The first of my latest batch of aircraft models for to describe individually is the B-26. I bought this kit back in the late 1970s, as a gift to my younger brother. But he was losing interest in modelling and left it in my parents’ attic, from whence I rescued it during one the their periodic clear-outs as they moved and downsized. Since then it lurked in my attic. After moving house in 2020 I decided that I was going to assemble this model – indeed it sowed the seed of the idea of my 1943 aircraft project. I have always liked this aircraft.
Along with the B-25 Mitchell, the B-26 Marauder was one of the two principal medium bomber types in US service in WW2. More B-25s were produced, and many more survive today – but, apparently, more of the B-26s were in use in the European theatre. That is certainly true of the Mediterranean in 1943 – three bomber groups were in operation, compared to two for the B-25. The B-25 had a longer range, and so more useful in the Pacific, I read. Still Catch-22, set in the Med, featured the B-25. The B-26 had a bit of a tricky reputation, as it required quite a high landing speed – and there were quite a few accidents in the early days. Tweaks to the design, and better training, overcame the problems, however, and the overall casualty rate was lower than the B-25 in the end. I guess that was because it was faster, and so harder to intercept. Anyway, to my eye it is much better looking, with its cigar-shaped fuselage, compared to the boxy B-25.

_DATASET RECORDS_.
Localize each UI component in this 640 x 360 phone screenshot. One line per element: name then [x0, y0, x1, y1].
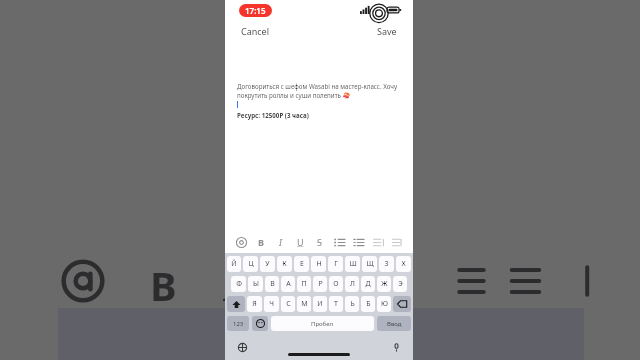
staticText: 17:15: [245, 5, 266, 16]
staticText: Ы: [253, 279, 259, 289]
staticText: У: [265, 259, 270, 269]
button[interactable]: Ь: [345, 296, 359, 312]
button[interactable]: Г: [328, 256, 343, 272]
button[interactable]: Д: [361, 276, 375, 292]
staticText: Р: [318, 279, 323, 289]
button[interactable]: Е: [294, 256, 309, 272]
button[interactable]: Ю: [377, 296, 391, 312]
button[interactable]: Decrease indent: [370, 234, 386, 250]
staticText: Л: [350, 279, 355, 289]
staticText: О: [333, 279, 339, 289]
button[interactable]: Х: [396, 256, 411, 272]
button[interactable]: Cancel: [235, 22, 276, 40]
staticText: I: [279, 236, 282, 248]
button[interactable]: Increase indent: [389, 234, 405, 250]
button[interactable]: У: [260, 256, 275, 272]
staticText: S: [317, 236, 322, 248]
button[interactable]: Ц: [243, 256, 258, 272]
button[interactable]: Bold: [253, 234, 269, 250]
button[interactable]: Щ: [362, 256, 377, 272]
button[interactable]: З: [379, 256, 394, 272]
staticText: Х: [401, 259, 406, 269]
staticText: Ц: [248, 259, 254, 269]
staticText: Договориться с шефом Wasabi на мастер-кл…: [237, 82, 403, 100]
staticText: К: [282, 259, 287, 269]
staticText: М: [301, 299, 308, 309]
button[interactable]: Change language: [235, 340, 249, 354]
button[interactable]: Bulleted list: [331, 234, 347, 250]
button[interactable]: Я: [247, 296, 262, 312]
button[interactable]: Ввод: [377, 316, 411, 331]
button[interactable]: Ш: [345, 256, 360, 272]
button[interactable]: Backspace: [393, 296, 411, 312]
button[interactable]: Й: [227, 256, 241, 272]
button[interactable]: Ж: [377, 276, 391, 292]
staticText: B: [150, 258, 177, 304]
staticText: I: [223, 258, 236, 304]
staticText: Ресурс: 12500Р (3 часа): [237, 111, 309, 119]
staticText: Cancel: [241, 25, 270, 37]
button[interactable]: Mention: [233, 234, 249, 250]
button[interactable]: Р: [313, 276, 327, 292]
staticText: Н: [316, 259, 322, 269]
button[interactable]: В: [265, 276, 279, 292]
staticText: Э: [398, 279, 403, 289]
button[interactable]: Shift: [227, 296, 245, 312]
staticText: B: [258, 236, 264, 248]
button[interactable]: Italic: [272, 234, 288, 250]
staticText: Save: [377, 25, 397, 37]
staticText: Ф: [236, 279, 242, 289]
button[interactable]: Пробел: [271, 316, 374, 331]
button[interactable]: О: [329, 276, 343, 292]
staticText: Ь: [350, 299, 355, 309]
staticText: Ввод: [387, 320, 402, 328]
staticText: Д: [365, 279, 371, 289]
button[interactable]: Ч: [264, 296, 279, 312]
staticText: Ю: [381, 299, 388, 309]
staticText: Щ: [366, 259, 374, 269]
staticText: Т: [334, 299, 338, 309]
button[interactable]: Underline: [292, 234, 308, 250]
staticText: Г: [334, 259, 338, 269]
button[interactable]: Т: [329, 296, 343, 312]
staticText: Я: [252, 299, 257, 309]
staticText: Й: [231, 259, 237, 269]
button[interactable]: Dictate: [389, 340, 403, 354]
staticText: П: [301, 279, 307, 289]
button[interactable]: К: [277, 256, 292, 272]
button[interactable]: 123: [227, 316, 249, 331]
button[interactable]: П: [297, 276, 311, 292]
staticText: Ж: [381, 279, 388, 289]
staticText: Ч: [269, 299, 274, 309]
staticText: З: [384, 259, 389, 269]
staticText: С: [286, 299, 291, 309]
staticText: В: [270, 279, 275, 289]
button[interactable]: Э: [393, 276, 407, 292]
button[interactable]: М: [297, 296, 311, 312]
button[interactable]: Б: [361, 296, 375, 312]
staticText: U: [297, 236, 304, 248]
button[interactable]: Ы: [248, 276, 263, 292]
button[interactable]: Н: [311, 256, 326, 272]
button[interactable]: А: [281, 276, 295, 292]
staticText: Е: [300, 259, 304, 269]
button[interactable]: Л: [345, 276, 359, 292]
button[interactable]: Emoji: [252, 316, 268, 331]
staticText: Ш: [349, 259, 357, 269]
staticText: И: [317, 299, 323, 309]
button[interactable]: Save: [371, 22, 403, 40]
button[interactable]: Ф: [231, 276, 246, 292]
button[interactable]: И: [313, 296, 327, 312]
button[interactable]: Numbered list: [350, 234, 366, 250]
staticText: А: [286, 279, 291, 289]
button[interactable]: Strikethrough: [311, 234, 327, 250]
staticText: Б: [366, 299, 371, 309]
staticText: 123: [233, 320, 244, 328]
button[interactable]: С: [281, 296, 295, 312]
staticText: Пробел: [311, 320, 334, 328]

* * *

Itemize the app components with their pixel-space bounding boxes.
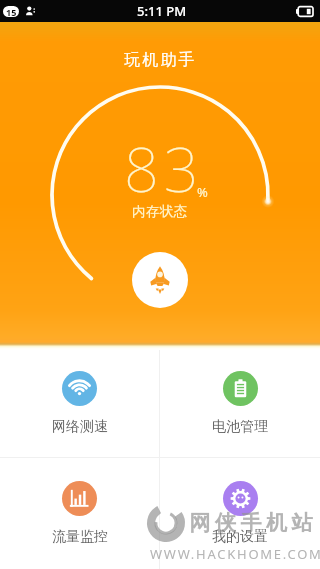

--

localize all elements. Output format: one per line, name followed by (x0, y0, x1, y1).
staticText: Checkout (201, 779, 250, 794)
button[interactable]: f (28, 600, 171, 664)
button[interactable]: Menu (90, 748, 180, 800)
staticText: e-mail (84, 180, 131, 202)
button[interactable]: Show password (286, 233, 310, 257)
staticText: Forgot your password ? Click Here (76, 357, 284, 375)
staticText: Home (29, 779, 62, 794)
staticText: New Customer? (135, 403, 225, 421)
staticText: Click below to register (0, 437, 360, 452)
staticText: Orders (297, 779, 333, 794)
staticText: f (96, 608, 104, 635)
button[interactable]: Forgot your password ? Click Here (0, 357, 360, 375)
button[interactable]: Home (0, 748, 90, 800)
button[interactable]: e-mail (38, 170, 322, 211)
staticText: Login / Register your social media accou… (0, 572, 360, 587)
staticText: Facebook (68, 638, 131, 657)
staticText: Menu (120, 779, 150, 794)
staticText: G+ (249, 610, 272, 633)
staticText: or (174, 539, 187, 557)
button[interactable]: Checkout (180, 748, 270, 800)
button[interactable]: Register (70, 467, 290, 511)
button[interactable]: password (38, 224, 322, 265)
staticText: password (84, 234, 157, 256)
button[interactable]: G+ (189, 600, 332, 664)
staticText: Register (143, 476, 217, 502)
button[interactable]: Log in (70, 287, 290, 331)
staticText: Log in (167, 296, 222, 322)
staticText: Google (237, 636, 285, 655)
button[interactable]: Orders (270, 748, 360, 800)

_INSTRUCTION 1_. Output the B-26 text from "The first of" to "liked this aircraft.", copied word for word.
_INSTRUCTION 2_.
Answer these questions from the B-26 text:
(a) When was the kit bought?
(b) How many B-26 bomber groups were operating in the Mediterranean in 1943?
(c) Which bomber type appeared in Catch-22?
_INSTRUCTION 3_. Please continue the B-26 text from the point where it stops.

_RIGHT ANSWER 1_.
The first of my latest batch of aircraft models for to describe individually is the B-26. I bought this kit back in the late 1970s, as a gift to my younger brother. But he was losing interest in modelling and left it in my parents’ attic, from whence I rescued it during one the their periodic clear-outs as they moved and downsized. Since then it lurked in my attic. After moving house in 2020 I decided that I was going to assemble this model – indeed it sowed the seed of the idea of my 1943 aircraft project. I have always liked this aircraft.

_RIGHT ANSWER 2_.
(a) In the late 1970s.
(b) Three.
(c) The B-25.

_RIGHT ANSWER 3_.
I wanted to make an aircraft as it would have appeared in September 1943, when B-26s supported the Salerno battle. That meant a plain olive drab and grey scheme, and no large battle number on the tail – so characteristic of later on (they were introduced a month or so after Salerno). The insignia had the red outline. I wanted to depict an actual aircraft, where I was limited by two main factors. First, the model depicts a later variant, with a distinctly different tail gun position (and may be differences too). That ruled out quite a few planes in operation in 1943. Second I wanted to be able to make up the tail numbers from as few sources as possible, including the original Airfix decals. This pointed me at number 41-34925 “Kismet” from 37th Squadron of 17th Bombardment Group. This plane survived the war, completing many missions. One tricky issue was nose art, which I was really not keen to get into. The illustration I found from Mark Styling showed this plane with quite simple nose art (apart from the many mission markers visible in later line). It has the word “Kismet” with further words “Sine Qua Non” in a curve below – all quite small and in yellow lettering. No cartoon characters, bombs or busty ladies. This would not have been impossible for me to put together and print off, though yellow printer ink would not have come out strongly without a bit of white ink to give it body – but I didn’t fancy doing it. Besides I noticed on pictures of planes in action in 1943 that nose art was often absent (see below) – so the model has nothing.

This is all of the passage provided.